-- BEGIN Reading passage --

Coldstream Football Club is a Scottish football club from the town of Coldstream in the Scottish Borders. Formed in 1895, the club is one of the founder members of the East of Scotland Football League, and is now also the longest-serving member. Coldstream won the league's first championship in 1923–24 but have not managed to win the title since. The team have played home matches at Home Park since the club was formed. The team's strip is all blue.

As a licensed member club of the Scottish Football Association, Coldstream are eligible to play in the Scottish Cup.  The first time the club won through the Scottish Qualifying Cup was in 1923–24, the club 1–0 at home to Armadale F.C. in the first round before of a crowd of 4,000.  The club has never beaten a Scottish League team in the Cup, but it has twice held League clubs to draws.

-- END Reading passage --
-- BEGIN Collected data --

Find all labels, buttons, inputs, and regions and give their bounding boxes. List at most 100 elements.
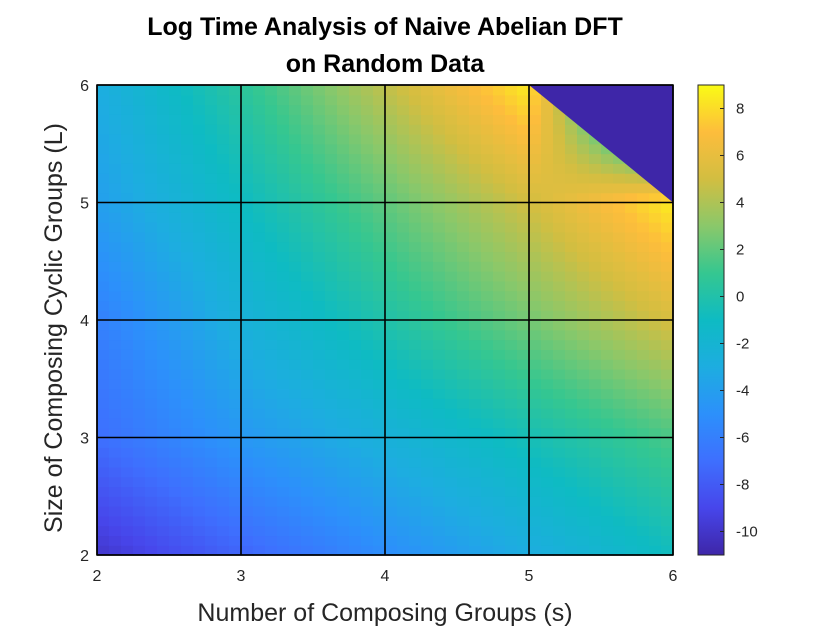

-- END Collected data --

Given task 1
In the passage about Coldstream Football Club, where does the team play its home matches?
Given task 2
Duplicate the passage about Coldstream Football Club, covering everything from "Coldstream Football Club" down to "is all blue.".
The data has no connection to the text about Coldstream Football Club.

Correct result 1
Home Park.

Correct result 2
Coldstream Football Club is a Scottish football club from the town of Coldstream in the Scottish Borders. Formed in 1895, the club is one of the founder members of the East of Scotland Football League, and is now also the longest-serving member. Coldstream won the league's first championship in 1923–24 but have not managed to win the title since. The team have played home matches at Home Park since the club was formed. The team's strip is all blue.